* [What you should do]
Exactly reproduce each entry, leaving out nothing.

* [Task material]
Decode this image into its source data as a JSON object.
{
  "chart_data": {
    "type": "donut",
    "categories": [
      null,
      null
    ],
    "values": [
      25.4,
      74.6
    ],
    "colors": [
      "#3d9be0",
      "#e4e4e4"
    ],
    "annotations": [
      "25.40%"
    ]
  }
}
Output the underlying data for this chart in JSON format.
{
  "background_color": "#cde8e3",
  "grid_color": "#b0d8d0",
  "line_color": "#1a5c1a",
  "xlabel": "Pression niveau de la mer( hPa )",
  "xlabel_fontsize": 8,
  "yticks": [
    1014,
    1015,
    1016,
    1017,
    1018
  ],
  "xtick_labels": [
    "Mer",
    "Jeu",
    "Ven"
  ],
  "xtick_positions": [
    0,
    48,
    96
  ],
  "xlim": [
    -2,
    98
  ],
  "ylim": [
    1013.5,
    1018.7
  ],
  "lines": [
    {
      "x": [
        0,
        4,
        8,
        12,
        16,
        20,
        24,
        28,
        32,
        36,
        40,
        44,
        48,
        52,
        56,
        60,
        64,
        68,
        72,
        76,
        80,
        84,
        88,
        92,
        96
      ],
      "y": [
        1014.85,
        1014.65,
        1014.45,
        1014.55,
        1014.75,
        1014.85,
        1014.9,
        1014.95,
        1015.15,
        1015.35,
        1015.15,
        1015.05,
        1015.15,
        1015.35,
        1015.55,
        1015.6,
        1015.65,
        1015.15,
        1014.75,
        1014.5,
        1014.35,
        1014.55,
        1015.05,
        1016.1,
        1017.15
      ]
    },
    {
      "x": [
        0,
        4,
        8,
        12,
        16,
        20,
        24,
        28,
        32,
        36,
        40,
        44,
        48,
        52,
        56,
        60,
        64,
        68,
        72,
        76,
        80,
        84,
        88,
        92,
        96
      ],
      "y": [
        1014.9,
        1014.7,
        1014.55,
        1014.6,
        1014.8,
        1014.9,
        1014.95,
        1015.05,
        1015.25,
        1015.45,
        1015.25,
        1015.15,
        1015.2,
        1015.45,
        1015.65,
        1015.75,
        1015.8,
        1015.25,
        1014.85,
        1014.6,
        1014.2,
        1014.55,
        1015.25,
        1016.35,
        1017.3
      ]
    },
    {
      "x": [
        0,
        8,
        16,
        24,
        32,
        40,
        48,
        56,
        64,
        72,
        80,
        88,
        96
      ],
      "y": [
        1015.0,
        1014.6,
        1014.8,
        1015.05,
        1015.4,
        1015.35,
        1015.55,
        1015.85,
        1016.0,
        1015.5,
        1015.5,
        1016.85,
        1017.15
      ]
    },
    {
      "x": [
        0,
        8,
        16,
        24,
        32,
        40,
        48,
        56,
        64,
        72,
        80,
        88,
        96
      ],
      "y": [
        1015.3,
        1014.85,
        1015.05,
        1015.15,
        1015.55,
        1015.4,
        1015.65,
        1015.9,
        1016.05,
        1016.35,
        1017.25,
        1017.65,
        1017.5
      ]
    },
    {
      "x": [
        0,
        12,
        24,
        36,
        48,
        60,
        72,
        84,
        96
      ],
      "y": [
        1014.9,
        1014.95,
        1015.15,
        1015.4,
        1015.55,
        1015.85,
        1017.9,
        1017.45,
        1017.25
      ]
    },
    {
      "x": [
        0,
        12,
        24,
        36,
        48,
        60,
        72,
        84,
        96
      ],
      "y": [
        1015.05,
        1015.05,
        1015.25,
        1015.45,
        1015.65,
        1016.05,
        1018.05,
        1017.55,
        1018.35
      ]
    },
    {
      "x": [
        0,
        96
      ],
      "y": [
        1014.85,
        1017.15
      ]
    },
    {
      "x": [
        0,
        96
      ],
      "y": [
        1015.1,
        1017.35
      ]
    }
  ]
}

* [In response]
Decode this image into its source data as a JSON object.
{
  "chart_data": {
    "type": "donut",
    "categories": [
      null,
      null
    ],
    "values": [
      25.4,
      74.6
    ],
    "colors": [
      "#3d9be0",
      "#e4e4e4"
    ],
    "annotations": [
      "25.40%"
    ]
  }
}
Output the underlying data for this chart in JSON format.
{
  "background_color": "#cde8e3",
  "grid_color": "#b0d8d0",
  "line_color": "#1a5c1a",
  "xlabel": "Pression niveau de la mer( hPa )",
  "xlabel_fontsize": 8,
  "yticks": [
    1014,
    1015,
    1016,
    1017,
    1018
  ],
  "xtick_labels": [
    "Mer",
    "Jeu",
    "Ven"
  ],
  "xtick_positions": [
    0,
    48,
    96
  ],
  "xlim": [
    -2,
    98
  ],
  "ylim": [
    1013.5,
    1018.7
  ],
  "lines": [
    {
      "x": [
        0,
        4,
        8,
        12,
        16,
        20,
        24,
        28,
        32,
        36,
        40,
        44,
        48,
        52,
        56,
        60,
        64,
        68,
        72,
        76,
        80,
        84,
        88,
        92,
        96
      ],
      "y": [
        1014.85,
        1014.65,
        1014.45,
        1014.55,
        1014.75,
        1014.85,
        1014.9,
        1014.95,
        1015.15,
        1015.35,
        1015.15,
        1015.05,
        1015.15,
        1015.35,
        1015.55,
        1015.6,
        1015.65,
        1015.15,
        1014.75,
        1014.5,
        1014.35,
        1014.55,
        1015.05,
        1016.1,
        1017.15
      ]
    },
    {
      "x": [
        0,
        4,
        8,
        12,
        16,
        20,
        24,
        28,
        32,
        36,
        40,
        44,
        48,
        52,
        56,
        60,
        64,
        68,
        72,
        76,
        80,
        84,
        88,
        92,
        96
      ],
      "y": [
        1014.9,
        1014.7,
        1014.55,
        1014.6,
        1014.8,
        1014.9,
        1014.95,
        1015.05,
        1015.25,
        1015.45,
        1015.25,
        1015.15,
        1015.2,
        1015.45,
        1015.65,
        1015.75,
        1015.8,
        1015.25,
        1014.85,
        1014.6,
        1014.2,
        1014.55,
        1015.25,
        1016.35,
        1017.3
      ]
    },
    {
      "x": [
        0,
        8,
        16,
        24,
        32,
        40,
        48,
        56,
        64,
        72,
        80,
        88,
        96
      ],
      "y": [
        1015.0,
        1014.6,
        1014.8,
        1015.05,
        1015.4,
        1015.35,
        1015.55,
        1015.85,
        1016.0,
        1015.5,
        1015.5,
        1016.85,
        1017.15
      ]
    },
    {
      "x": [
        0,
        8,
        16,
        24,
        32,
        40,
        48,
        56,
        64,
        72,
        80,
        88,
        96
      ],
      "y": [
        1015.3,
        1014.85,
        1015.05,
        1015.15,
        1015.55,
        1015.4,
        1015.65,
        1015.9,
        1016.05,
        1016.35,
        1017.25,
        1017.65,
        1017.5
      ]
    },
    {
      "x": [
        0,
        12,
        24,
        36,
        48,
        60,
        72,
        84,
        96
      ],
      "y": [
        1014.9,
        1014.95,
        1015.15,
        1015.4,
        1015.55,
        1015.85,
        1017.9,
        1017.45,
        1017.25
      ]
    },
    {
      "x": [
        0,
        12,
        24,
        36,
        48,
        60,
        72,
        84,
        96
      ],
      "y": [
        1015.05,
        1015.05,
        1015.25,
        1015.45,
        1015.65,
        1016.05,
        1018.05,
        1017.55,
        1018.35
      ]
    },
    {
      "x": [
        0,
        96
      ],
      "y": [
        1014.85,
        1017.15
      ]
    },
    {
      "x": [
        0,
        96
      ],
      "y": [
        1015.1,
        1017.35
      ]
    }
  ]
}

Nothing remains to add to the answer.